#### GIVEN INFORMATION

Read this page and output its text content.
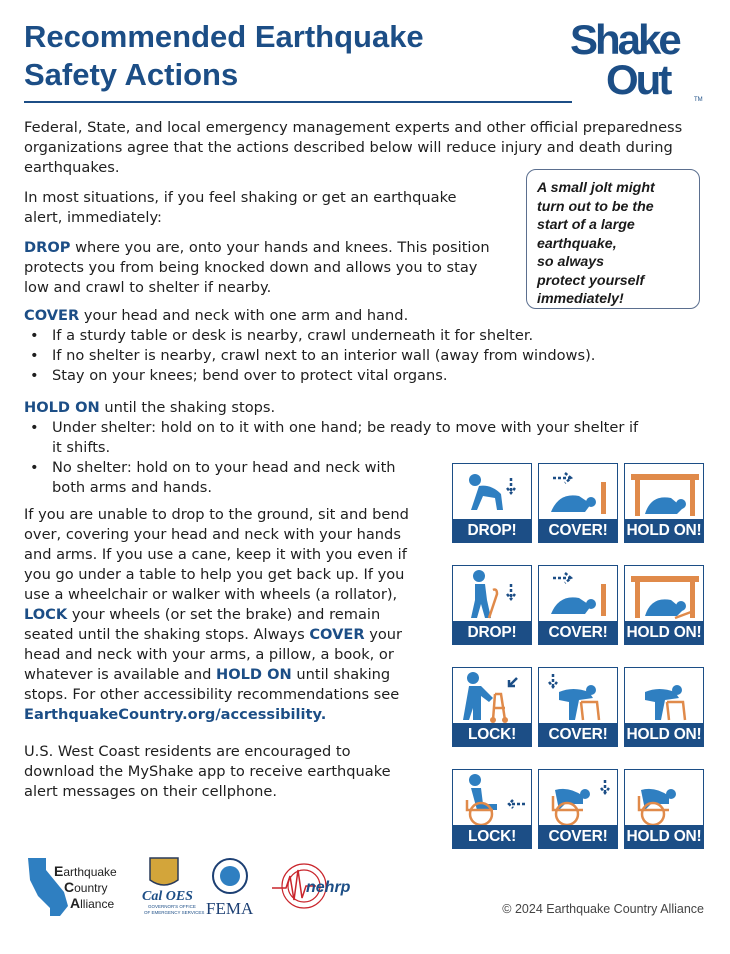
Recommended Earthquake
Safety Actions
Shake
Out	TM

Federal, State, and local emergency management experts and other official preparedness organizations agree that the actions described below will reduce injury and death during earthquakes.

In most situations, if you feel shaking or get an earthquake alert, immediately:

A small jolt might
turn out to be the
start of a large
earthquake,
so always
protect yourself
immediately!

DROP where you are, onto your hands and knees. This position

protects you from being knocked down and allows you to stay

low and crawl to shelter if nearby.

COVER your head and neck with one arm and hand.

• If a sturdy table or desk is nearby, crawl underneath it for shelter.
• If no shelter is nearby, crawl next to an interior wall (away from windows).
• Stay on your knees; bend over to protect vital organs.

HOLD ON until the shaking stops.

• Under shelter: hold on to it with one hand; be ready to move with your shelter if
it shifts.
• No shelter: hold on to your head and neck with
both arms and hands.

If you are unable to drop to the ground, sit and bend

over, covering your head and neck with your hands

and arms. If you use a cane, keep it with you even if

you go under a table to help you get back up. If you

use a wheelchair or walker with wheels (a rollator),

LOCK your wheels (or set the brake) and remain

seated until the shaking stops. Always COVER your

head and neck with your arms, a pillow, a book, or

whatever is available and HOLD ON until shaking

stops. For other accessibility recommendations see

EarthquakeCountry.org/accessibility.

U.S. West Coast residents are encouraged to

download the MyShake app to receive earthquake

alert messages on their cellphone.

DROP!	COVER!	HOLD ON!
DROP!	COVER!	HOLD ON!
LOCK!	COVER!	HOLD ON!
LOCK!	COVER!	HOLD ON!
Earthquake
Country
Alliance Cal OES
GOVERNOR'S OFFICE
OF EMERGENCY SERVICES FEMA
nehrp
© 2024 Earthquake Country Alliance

########

DIRECTIVE: From the data above, write out everything exactly except the pictures.

FINAL RESULT:
Read this page and output its text content.
Recommended Earthquake
Safety Actions
Shake
Out	TM

Federal, State, and local emergency management experts and other official preparedness organizations agree that the actions described below will reduce injury and death during earthquakes.

In most situations, if you feel shaking or get an earthquake alert, immediately:

A small jolt might
turn out to be the
start of a large
earthquake,
so always
protect yourself
immediately!

DROP where you are, onto your hands and knees. This position

protects you from being knocked down and allows you to stay

low and crawl to shelter if nearby.

COVER your head and neck with one arm and hand.

• If a sturdy table or desk is nearby, crawl underneath it for shelter.
• If no shelter is nearby, crawl next to an interior wall (away from windows).
• Stay on your knees; bend over to protect vital organs.

HOLD ON until the shaking stops.

• Under shelter: hold on to it with one hand; be ready to move with your shelter if
it shifts.
• No shelter: hold on to your head and neck with
both arms and hands.

If you are unable to drop to the ground, sit and bend

over, covering your head and neck with your hands

and arms. If you use a cane, keep it with you even if

you go under a table to help you get back up. If you

use a wheelchair or walker with wheels (a rollator),

LOCK your wheels (or set the brake) and remain

seated until the shaking stops. Always COVER your

head and neck with your arms, a pillow, a book, or

whatever is available and HOLD ON until shaking

stops. For other accessibility recommendations see

EarthquakeCountry.org/accessibility.

U.S. West Coast residents are encouraged to

download the MyShake app to receive earthquake

alert messages on their cellphone.

DROP!	COVER!	HOLD ON!
DROP!	COVER!	HOLD ON!
LOCK!	COVER!	HOLD ON!
LOCK!	COVER!	HOLD ON!
Earthquake
Country
Alliance Cal OES
GOVERNOR'S OFFICE
OF EMERGENCY SERVICES FEMA
nehrp
© 2024 Earthquake Country Alliance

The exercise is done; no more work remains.